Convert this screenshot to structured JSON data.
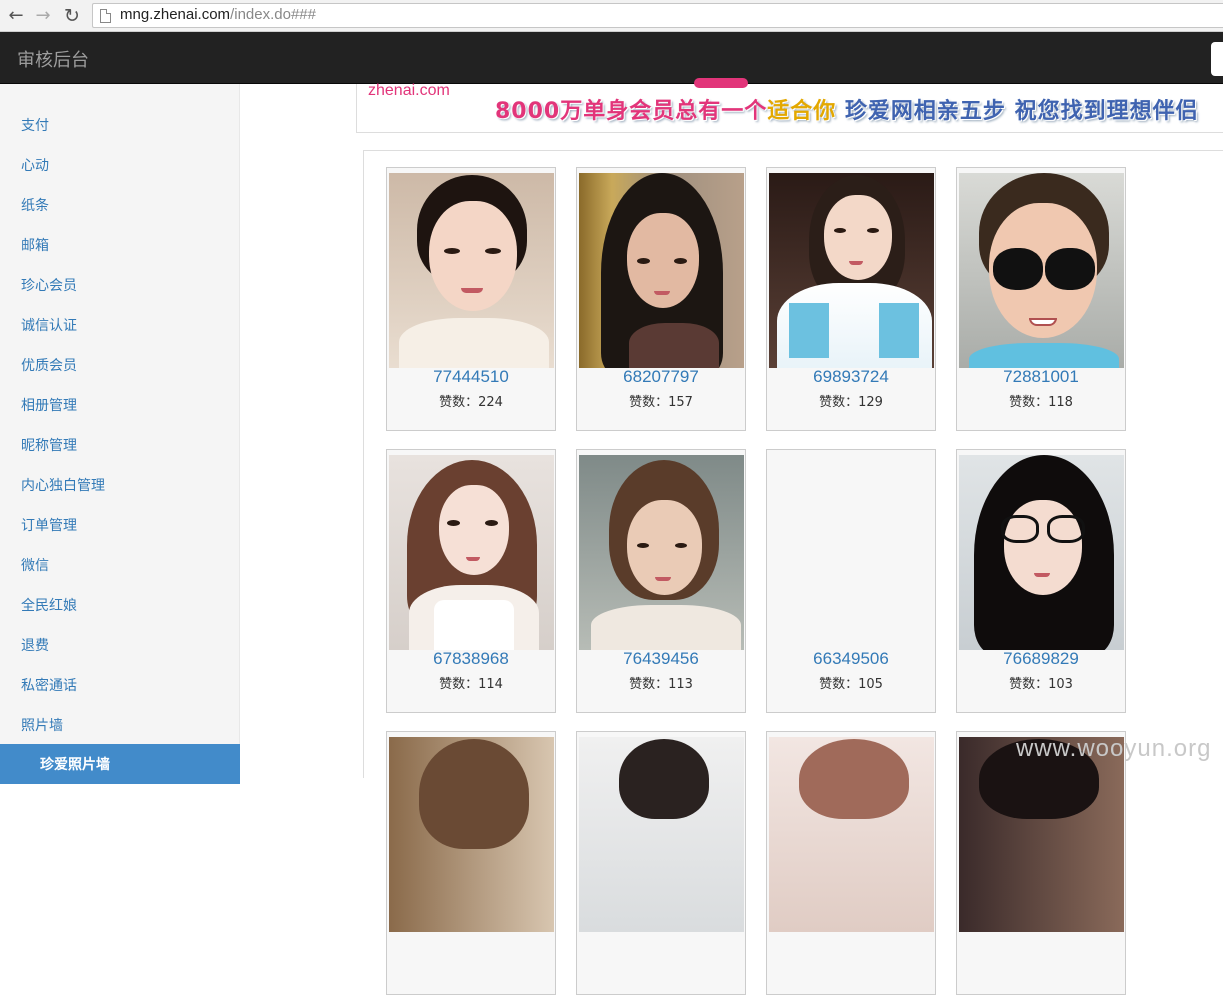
{
  "browser": {
    "url_host": "mng.zhenai.com",
    "url_path": "/index.do###"
  },
  "header": {
    "title": "审核后台"
  },
  "sidebar": {
    "items": [
      {
        "label": "支付"
      },
      {
        "label": "心动"
      },
      {
        "label": "纸条"
      },
      {
        "label": "邮箱"
      },
      {
        "label": "珍心会员"
      },
      {
        "label": "诚信认证"
      },
      {
        "label": "优质会员"
      },
      {
        "label": "相册管理"
      },
      {
        "label": "昵称管理"
      },
      {
        "label": "内心独白管理"
      },
      {
        "label": "订单管理"
      },
      {
        "label": "微信"
      },
      {
        "label": "全民红娘"
      },
      {
        "label": "退费"
      },
      {
        "label": "私密通话"
      },
      {
        "label": "照片墙"
      }
    ],
    "active_item": "珍爱照片墙"
  },
  "banner": {
    "logo": "zhenai.com",
    "slogan_part1": "8000万单身会员总有一个",
    "slogan_part2": "适合你",
    "slogan_part3": "珍爱网相亲五步 祝您找到理想伴侣"
  },
  "likes_prefix": "赞数：",
  "photos": [
    {
      "id": "77444510",
      "likes": "224"
    },
    {
      "id": "68207797",
      "likes": "157"
    },
    {
      "id": "69893724",
      "likes": "129"
    },
    {
      "id": "72881001",
      "likes": "118"
    },
    {
      "id": "67838968",
      "likes": "114"
    },
    {
      "id": "76439456",
      "likes": "113"
    },
    {
      "id": "66349506",
      "likes": "105"
    },
    {
      "id": "76689829",
      "likes": "103"
    }
  ],
  "watermark": "www.wooyun.org",
  "colors": {
    "link": "#337ab7",
    "header_bg": "#222222",
    "active_bg": "#428bca",
    "brand_pink": "#e2357a"
  }
}
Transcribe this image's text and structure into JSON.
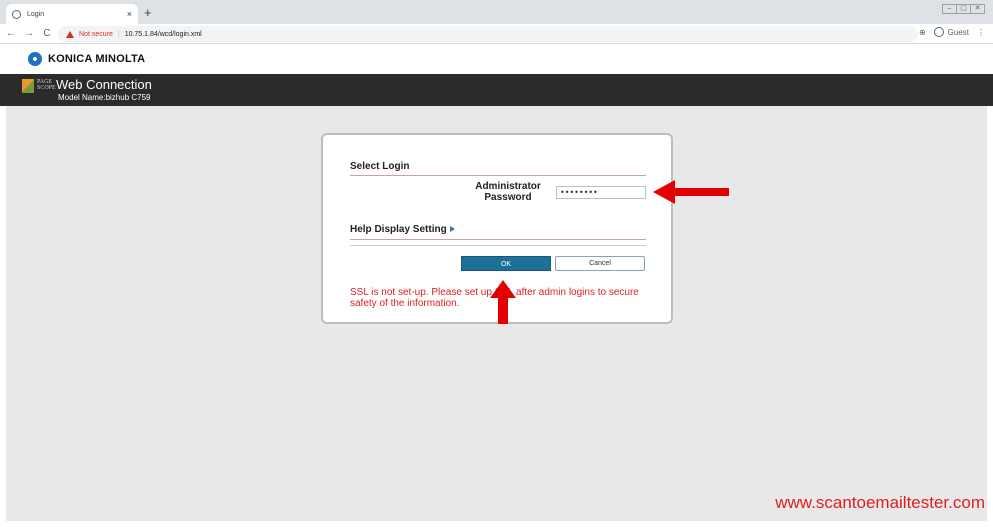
{
  "browser": {
    "tab_title": "Login",
    "tab_close": "×",
    "new_tab": "+",
    "nav": {
      "back": "←",
      "forward": "→",
      "reload": "C"
    },
    "not_secure": "Not secure",
    "separator": "|",
    "url": "10.75.1.84/wcd/login.xml",
    "zoom_icon": "⊕",
    "profile_label": "Guest",
    "menu_icon": "⋮",
    "window_controls": [
      "–",
      "▢",
      "✕"
    ]
  },
  "brand": {
    "company": "KONICA MINOLTA",
    "ps_line1": "PAGE",
    "ps_line2": "SCOPE",
    "product": "Web Connection",
    "model": "Model Name:bizhub C759"
  },
  "login": {
    "select_login_title": "Select Login",
    "admin_label": "Administrator Password",
    "password_value": "••••••••",
    "help_title": "Help Display Setting",
    "ok_label": "OK",
    "cancel_label": "Cancel",
    "ssl_message": "SSL is not set-up. Please set up SSL after admin logins to secure safety of the information."
  },
  "watermark": "www.scantoemailtester.com",
  "colors": {
    "header_bg": "#2b2b2b",
    "ok_button": "#1d7199",
    "warning_red": "#e11e1e",
    "annotation_arrow": "#e40000"
  }
}
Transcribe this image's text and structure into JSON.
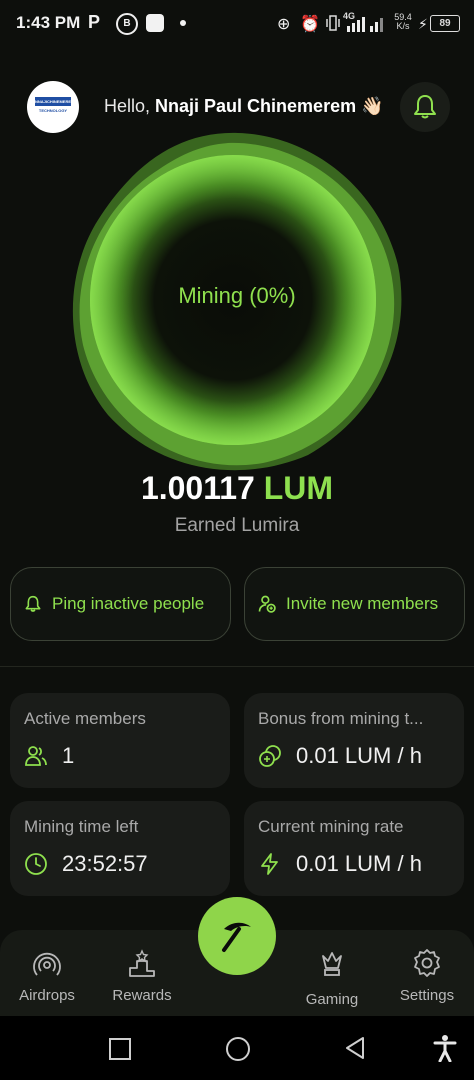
{
  "status_bar": {
    "time": "1:43 PM",
    "p_icon": "P",
    "b_icon": "B",
    "network_speed_value": "59.4",
    "network_speed_unit": "K/s",
    "network_type": "4G",
    "battery": "89"
  },
  "header": {
    "greeting_prefix": "Hello, ",
    "user_name": "Nnaji Paul Chinemerem",
    "wave_emoji": "👋🏻",
    "avatar_text": "NNAJICHINEMEREM",
    "avatar_subtext": "TECHNOLOGY"
  },
  "mining": {
    "status_label": "Mining (0%)",
    "progress_percent": 0,
    "earned_amount": "1.00117",
    "earned_unit": "LUM",
    "earned_label": "Earned Lumira"
  },
  "actions": {
    "ping_label": "Ping inactive people",
    "invite_label": "Invite new members"
  },
  "stats": {
    "active_members_title": "Active members",
    "active_members_value": "1",
    "bonus_title": "Bonus from mining t...",
    "bonus_value": "0.01 LUM / h",
    "time_left_title": "Mining time left",
    "time_left_value": "23:52:57",
    "rate_title": "Current mining rate",
    "rate_value": "0.01 LUM / h"
  },
  "nav": {
    "airdrops": "Airdrops",
    "rewards": "Rewards",
    "gaming": "Gaming",
    "settings": "Settings"
  },
  "colors": {
    "accent": "#8fe04e",
    "background": "#0d0f0c",
    "card": "#1a1c19",
    "fab": "#8fd54a"
  }
}
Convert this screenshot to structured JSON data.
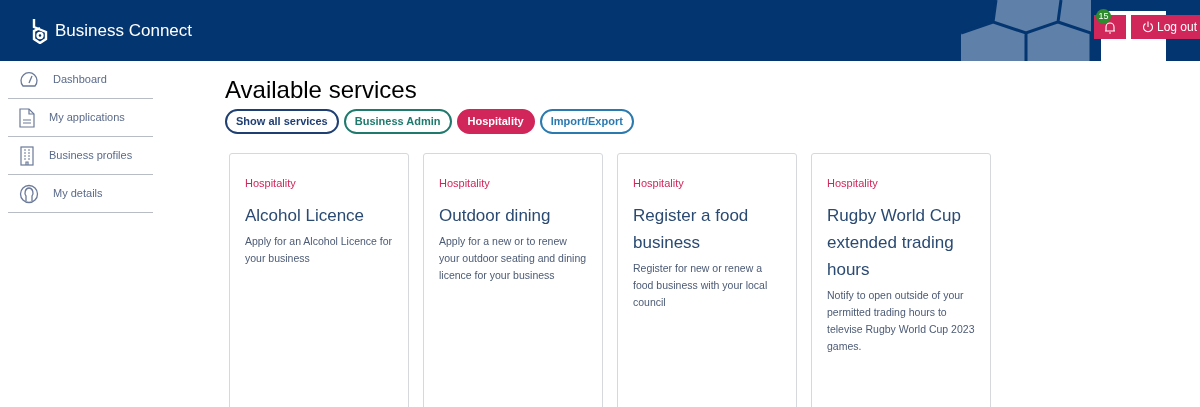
{
  "header": {
    "brand": "Business Connect",
    "notification_badge": "15",
    "logout": "Log out"
  },
  "sidebar": {
    "items": [
      {
        "label": "Dashboard",
        "kind": "gauge"
      },
      {
        "label": "My applications",
        "kind": "document"
      },
      {
        "label": "Business profiles",
        "kind": "building"
      },
      {
        "label": "My details",
        "kind": "person"
      }
    ]
  },
  "page_title": "Available services",
  "filters": [
    {
      "label": "Show all services",
      "color": "#1f3f73",
      "selected": false
    },
    {
      "label": "Business Admin",
      "color": "#1f7a6d",
      "selected": false
    },
    {
      "label": "Hospitality",
      "color": "#d1265a",
      "selected": true
    },
    {
      "label": "Import/Export",
      "color": "#2a7ab0",
      "selected": false
    }
  ],
  "cards": [
    {
      "category": "Hospitality",
      "title": "Alcohol Licence",
      "description": "Apply for an Alcohol Licence for your business"
    },
    {
      "category": "Hospitality",
      "title": "Outdoor dining",
      "description": "Apply for a new or to renew your outdoor seating and dining licence for your business"
    },
    {
      "category": "Hospitality",
      "title": "Register a food business",
      "description": "Register for new or renew a food business with your local council"
    },
    {
      "category": "Hospitality",
      "title": "Rugby World Cup extended trading hours",
      "description": "Notify to open outside of your permitted trading hours to televise Rugby World Cup 2023 games."
    }
  ]
}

▸ PROBLEM DETAILS: Print the complete listing exactly as it stands, without its pictures.

▸ THE OUTPUT:
Convert this screenshot to structured JSON data.
{
  "browser": {
    "url_host": "mng.zhenai.com",
    "url_path": "/index.do###"
  },
  "header": {
    "title": "审核后台"
  },
  "sidebar": {
    "items": [
      {
        "label": "支付"
      },
      {
        "label": "心动"
      },
      {
        "label": "纸条"
      },
      {
        "label": "邮箱"
      },
      {
        "label": "珍心会员"
      },
      {
        "label": "诚信认证"
      },
      {
        "label": "优质会员"
      },
      {
        "label": "相册管理"
      },
      {
        "label": "昵称管理"
      },
      {
        "label": "内心独白管理"
      },
      {
        "label": "订单管理"
      },
      {
        "label": "微信"
      },
      {
        "label": "全民红娘"
      },
      {
        "label": "退费"
      },
      {
        "label": "私密通话"
      },
      {
        "label": "照片墙"
      }
    ],
    "active_item": "珍爱照片墙"
  },
  "banner": {
    "logo": "zhenai.com",
    "slogan_part1": "8000万单身会员总有一个",
    "slogan_part2": "适合你",
    "slogan_part3": "珍爱网相亲五步 祝您找到理想伴侣"
  },
  "likes_prefix": "赞数：",
  "photos": [
    {
      "id": "77444510",
      "likes": "224"
    },
    {
      "id": "68207797",
      "likes": "157"
    },
    {
      "id": "69893724",
      "likes": "129"
    },
    {
      "id": "72881001",
      "likes": "118"
    },
    {
      "id": "67838968",
      "likes": "114"
    },
    {
      "id": "76439456",
      "likes": "113"
    },
    {
      "id": "66349506",
      "likes": "105"
    },
    {
      "id": "76689829",
      "likes": "103"
    }
  ],
  "watermark": "www.wooyun.org",
  "colors": {
    "link": "#337ab7",
    "header_bg": "#222222",
    "active_bg": "#428bca",
    "brand_pink": "#e2357a"
  }
}
Transcribe this image's text and structure into JSON.
{
  "browser": {
    "tab_title": "Login",
    "tab_close": "×",
    "new_tab": "+",
    "nav": {
      "back": "←",
      "forward": "→",
      "reload": "C"
    },
    "not_secure": "Not secure",
    "separator": "|",
    "url": "10.75.1.84/wcd/login.xml",
    "zoom_icon": "⊕",
    "profile_label": "Guest",
    "menu_icon": "⋮",
    "window_controls": [
      "–",
      "▢",
      "✕"
    ]
  },
  "brand": {
    "company": "KONICA MINOLTA",
    "ps_line1": "PAGE",
    "ps_line2": "SCOPE",
    "product": "Web Connection",
    "model": "Model Name:bizhub C759"
  },
  "login": {
    "select_login_title": "Select Login",
    "admin_label": "Administrator Password",
    "password_value": "••••••••",
    "help_title": "Help Display Setting",
    "ok_label": "OK",
    "cancel_label": "Cancel",
    "ssl_message": "SSL is not set-up. Please set up SSL after admin logins to secure safety of the information."
  },
  "watermark": "www.scantoemailtester.com",
  "colors": {
    "header_bg": "#2b2b2b",
    "ok_button": "#1d7199",
    "warning_red": "#e11e1e",
    "annotation_arrow": "#e40000"
  }
}
Transcribe this image's text and structure into JSON.
{
  "status_bar": {
    "time": "1:43 PM",
    "p_icon": "P",
    "b_icon": "B",
    "network_speed_value": "59.4",
    "network_speed_unit": "K/s",
    "network_type": "4G",
    "battery": "89"
  },
  "header": {
    "greeting_prefix": "Hello, ",
    "user_name": "Nnaji Paul Chinemerem",
    "wave_emoji": "👋🏻",
    "avatar_text": "NNAJICHINEMEREM",
    "avatar_subtext": "TECHNOLOGY"
  },
  "mining": {
    "status_label": "Mining (0%)",
    "progress_percent": 0,
    "earned_amount": "1.00117",
    "earned_unit": "LUM",
    "earned_label": "Earned Lumira"
  },
  "actions": {
    "ping_label": "Ping inactive people",
    "invite_label": "Invite new members"
  },
  "stats": {
    "active_members_title": "Active members",
    "active_members_value": "1",
    "bonus_title": "Bonus from mining t...",
    "bonus_value": "0.01 LUM / h",
    "time_left_title": "Mining time left",
    "time_left_value": "23:52:57",
    "rate_title": "Current mining rate",
    "rate_value": "0.01 LUM / h"
  },
  "nav": {
    "airdrops": "Airdrops",
    "rewards": "Rewards",
    "gaming": "Gaming",
    "settings": "Settings"
  },
  "colors": {
    "accent": "#8fe04e",
    "background": "#0d0f0c",
    "card": "#1a1c19",
    "fab": "#8fd54a"
  }
}
Convert this screenshot to structured JSON data.
{
  "header": {
    "brand": "Business Connect",
    "notification_badge": "15",
    "logout": "Log out"
  },
  "sidebar": {
    "items": [
      {
        "label": "Dashboard",
        "kind": "gauge"
      },
      {
        "label": "My applications",
        "kind": "document"
      },
      {
        "label": "Business profiles",
        "kind": "building"
      },
      {
        "label": "My details",
        "kind": "person"
      }
    ]
  },
  "page_title": "Available services",
  "filters": [
    {
      "label": "Show all services",
      "color": "#1f3f73",
      "selected": false
    },
    {
      "label": "Business Admin",
      "color": "#1f7a6d",
      "selected": false
    },
    {
      "label": "Hospitality",
      "color": "#d1265a",
      "selected": true
    },
    {
      "label": "Import/Export",
      "color": "#2a7ab0",
      "selected": false
    }
  ],
  "cards": [
    {
      "category": "Hospitality",
      "title": "Alcohol Licence",
      "description": "Apply for an Alcohol Licence for your business"
    },
    {
      "category": "Hospitality",
      "title": "Outdoor dining",
      "description": "Apply for a new or to renew your outdoor seating and dining licence for your business"
    },
    {
      "category": "Hospitality",
      "title": "Register a food business",
      "description": "Register for new or renew a food business with your local council"
    },
    {
      "category": "Hospitality",
      "title": "Rugby World Cup extended trading hours",
      "description": "Notify to open outside of your permitted trading hours to televise Rugby World Cup 2023 games."
    }
  ]
}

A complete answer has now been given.